WHAT THE TASK REQUIRES. Look through the data below and return each line where "certe" appears.

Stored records
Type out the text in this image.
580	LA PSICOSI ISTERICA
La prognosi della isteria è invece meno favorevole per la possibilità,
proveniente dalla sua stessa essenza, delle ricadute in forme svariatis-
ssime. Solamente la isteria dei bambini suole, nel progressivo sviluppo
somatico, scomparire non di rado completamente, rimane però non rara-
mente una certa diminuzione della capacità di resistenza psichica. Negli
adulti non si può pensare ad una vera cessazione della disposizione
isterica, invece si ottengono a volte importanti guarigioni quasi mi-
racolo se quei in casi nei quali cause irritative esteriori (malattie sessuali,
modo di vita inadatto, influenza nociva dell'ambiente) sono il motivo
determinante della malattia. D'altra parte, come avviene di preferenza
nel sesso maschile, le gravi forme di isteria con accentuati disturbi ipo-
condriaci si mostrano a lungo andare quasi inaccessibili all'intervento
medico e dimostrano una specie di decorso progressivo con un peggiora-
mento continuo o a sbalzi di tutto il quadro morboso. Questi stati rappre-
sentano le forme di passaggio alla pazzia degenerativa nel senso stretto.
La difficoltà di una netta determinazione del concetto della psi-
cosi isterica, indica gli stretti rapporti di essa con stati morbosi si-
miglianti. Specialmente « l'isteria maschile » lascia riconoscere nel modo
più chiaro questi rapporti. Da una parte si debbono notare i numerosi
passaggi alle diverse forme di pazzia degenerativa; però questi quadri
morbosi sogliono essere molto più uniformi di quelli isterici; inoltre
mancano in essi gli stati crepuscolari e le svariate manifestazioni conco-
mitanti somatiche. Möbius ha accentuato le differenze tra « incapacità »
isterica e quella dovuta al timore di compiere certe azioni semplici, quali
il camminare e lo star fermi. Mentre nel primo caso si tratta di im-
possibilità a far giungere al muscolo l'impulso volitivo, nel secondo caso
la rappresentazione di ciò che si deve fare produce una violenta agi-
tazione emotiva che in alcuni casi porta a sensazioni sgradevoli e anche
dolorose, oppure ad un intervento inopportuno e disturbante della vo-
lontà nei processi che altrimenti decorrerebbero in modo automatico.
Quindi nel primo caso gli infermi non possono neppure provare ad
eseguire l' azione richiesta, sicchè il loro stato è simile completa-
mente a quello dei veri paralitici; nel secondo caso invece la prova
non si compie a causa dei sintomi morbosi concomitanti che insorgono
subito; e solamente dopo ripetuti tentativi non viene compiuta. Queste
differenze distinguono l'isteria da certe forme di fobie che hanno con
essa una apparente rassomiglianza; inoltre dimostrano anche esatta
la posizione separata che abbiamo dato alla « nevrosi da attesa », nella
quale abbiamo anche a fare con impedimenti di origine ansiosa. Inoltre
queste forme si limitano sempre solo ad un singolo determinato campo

THE SOLUTION.
isterica e quella dovuta al timore di compiere certe azioni semplici, quali
differenze distinguono l'isteria da certe forme di fobie che hanno con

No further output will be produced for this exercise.